Texte fourni:
————————

LA TUNISIE TRADITIONNELLE - Les encens: symbolique de la fumée
"La fumée est, certes, la composante essentielle de l'encens. Se déployant simultanément sur deux plans, vertical et horizontal, la fumée joue une fonction éminemment médiatisante, à la fois entre la terre et le ciel, le profane et le sacré, le visible et l'invisible, et entre les personnes qui partagent hic et nunc, en une sorte de communion olfactive, une même expérience rituelle, et qui bénéficient, en son contact, des vertus que l'encens est censé transporter dans ses volutes et ses effluves odoriférantes.
Par ailleurs, si les encens interviennent, au niveau religieux, dans la relation entre l'homme et la divinité, étant chargé d'élever la prière vers le ciel, ils sont censés mettre aussi, au niveau magique, " les esprits supérieurs au service de ceux qui les nourrissent de leur fumée" (Douté); la fumée et l'odeur étant, en effet, au même titre que le souffle le véhicule de la force magique, sinon la force magique elle-même(Douté); d'où leur emploi fréquent chez les peuples anciens, dans les sacrifices et les offrandes aux dieux, et, également, leur utilisation par les devins et voyants; ou , plus prosaîquement, dans la vie quotidienne, où elles conservent " leur pouvoir d'écarter les maux menaçants, les démons avides de sang, comme les mauvaises odeurs qui sont aussi des maléfices ou des âmes errantes et sinistres "(Gobert).
C'est la dimension verticale qui donne, certes, le plus de sens à la fumée de l'encens dans la mesure où " les colonnes de fumées s'élevant du bas vers le haut symbolisent la jonction de la terre et du ciel et une spiritualisation de l'homme" (Chevalier et Gheerbrant).

————————

Énoncé de la tâche: Recopiez fidèlement, dans le texte sur la symbolique de la fumée de l'encens, le passage qui s'ouvre sur les mots contenant "C'est la dimension" et se termine par "(Chevalier et Gheerbrant).".

Lignes du jeu de données:
————————

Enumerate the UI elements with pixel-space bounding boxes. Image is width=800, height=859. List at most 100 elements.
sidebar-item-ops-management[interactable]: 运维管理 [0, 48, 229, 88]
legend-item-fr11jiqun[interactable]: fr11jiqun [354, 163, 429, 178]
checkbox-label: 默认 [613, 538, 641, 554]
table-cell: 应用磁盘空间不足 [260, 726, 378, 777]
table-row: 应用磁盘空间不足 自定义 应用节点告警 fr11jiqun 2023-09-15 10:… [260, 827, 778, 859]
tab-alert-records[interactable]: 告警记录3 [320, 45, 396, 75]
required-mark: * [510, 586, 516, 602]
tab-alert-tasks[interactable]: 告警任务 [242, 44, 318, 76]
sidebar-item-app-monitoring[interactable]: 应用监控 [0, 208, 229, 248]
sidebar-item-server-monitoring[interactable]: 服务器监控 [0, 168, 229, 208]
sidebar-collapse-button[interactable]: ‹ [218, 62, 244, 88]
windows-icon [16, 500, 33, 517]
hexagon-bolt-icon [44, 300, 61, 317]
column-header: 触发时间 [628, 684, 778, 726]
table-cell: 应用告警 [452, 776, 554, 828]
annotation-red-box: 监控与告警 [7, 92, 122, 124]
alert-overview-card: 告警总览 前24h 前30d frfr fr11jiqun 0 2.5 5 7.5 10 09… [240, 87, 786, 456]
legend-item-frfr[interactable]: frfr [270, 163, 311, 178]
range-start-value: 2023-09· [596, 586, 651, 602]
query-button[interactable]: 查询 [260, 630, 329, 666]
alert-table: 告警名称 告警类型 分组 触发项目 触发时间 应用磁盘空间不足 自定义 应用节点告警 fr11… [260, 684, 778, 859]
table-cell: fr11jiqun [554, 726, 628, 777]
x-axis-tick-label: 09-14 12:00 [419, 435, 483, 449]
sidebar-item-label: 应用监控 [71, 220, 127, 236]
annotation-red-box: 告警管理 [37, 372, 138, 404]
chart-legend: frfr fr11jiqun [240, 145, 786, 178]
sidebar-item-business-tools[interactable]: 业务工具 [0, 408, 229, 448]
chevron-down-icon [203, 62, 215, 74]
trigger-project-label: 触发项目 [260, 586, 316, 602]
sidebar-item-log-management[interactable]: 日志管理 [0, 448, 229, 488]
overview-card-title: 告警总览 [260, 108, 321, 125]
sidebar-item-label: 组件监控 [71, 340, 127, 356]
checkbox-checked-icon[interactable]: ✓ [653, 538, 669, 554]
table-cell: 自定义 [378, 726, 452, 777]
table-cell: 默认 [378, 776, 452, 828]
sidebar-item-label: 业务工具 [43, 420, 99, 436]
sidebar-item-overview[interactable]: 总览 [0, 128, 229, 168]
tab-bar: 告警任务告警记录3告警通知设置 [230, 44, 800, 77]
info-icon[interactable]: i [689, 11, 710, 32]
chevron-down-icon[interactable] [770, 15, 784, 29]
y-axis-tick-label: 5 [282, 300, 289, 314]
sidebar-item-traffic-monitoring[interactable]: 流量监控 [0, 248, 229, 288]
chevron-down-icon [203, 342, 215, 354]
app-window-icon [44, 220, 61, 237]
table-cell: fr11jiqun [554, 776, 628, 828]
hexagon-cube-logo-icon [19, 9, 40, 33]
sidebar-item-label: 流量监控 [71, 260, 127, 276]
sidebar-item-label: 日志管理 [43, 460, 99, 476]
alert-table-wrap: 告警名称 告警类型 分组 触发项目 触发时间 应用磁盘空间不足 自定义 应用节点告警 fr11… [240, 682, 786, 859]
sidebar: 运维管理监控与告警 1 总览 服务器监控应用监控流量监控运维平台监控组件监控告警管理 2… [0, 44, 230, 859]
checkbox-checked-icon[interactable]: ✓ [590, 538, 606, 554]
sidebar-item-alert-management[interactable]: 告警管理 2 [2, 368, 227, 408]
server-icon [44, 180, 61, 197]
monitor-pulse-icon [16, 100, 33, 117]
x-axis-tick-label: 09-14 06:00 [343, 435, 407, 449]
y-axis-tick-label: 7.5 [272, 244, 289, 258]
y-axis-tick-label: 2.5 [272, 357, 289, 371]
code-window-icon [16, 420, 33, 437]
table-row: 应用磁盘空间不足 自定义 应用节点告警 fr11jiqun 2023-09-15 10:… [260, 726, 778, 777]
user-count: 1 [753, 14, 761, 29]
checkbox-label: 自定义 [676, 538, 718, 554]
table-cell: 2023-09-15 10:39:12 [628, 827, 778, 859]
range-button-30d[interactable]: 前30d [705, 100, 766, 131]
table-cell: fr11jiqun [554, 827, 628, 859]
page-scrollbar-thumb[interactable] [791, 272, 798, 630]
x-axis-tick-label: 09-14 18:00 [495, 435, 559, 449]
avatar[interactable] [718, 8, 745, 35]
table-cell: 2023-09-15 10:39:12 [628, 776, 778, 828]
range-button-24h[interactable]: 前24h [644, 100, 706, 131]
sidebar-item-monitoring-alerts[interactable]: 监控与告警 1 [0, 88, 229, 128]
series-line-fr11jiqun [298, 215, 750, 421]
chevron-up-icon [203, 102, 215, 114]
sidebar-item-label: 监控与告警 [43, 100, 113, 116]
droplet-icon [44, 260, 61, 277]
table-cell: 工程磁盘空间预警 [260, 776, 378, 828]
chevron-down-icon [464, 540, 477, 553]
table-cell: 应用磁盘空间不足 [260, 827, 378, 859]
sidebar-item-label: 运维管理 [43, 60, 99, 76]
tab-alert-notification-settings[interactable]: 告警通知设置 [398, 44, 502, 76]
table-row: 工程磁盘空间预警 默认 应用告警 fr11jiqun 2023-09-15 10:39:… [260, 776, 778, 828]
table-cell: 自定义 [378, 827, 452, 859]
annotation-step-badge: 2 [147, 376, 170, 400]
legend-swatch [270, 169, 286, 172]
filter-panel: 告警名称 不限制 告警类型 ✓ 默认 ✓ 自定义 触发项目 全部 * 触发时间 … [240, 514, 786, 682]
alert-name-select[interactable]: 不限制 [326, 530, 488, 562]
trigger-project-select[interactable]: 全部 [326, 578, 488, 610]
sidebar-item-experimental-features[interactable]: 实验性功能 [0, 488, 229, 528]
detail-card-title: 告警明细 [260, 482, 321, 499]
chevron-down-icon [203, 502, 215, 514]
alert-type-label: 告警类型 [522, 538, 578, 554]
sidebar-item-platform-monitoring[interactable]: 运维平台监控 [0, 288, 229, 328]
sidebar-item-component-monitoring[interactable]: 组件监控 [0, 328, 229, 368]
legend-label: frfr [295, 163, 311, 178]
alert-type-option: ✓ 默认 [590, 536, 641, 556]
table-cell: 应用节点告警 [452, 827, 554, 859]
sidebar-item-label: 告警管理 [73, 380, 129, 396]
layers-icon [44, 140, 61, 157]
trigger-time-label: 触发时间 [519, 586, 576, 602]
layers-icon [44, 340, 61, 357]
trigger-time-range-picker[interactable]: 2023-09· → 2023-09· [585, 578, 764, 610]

————————

Réponse complète:
C'est la dimension verticale qui donne, certes, le plus de sens à la fumée de l'encens dans la mesure où " les colonnes de fumées s'élevant du bas vers le haut symbolisent la jonction de la terre et du ciel et une spiritualisation de l'homme" (Chevalier et Gheerbrant).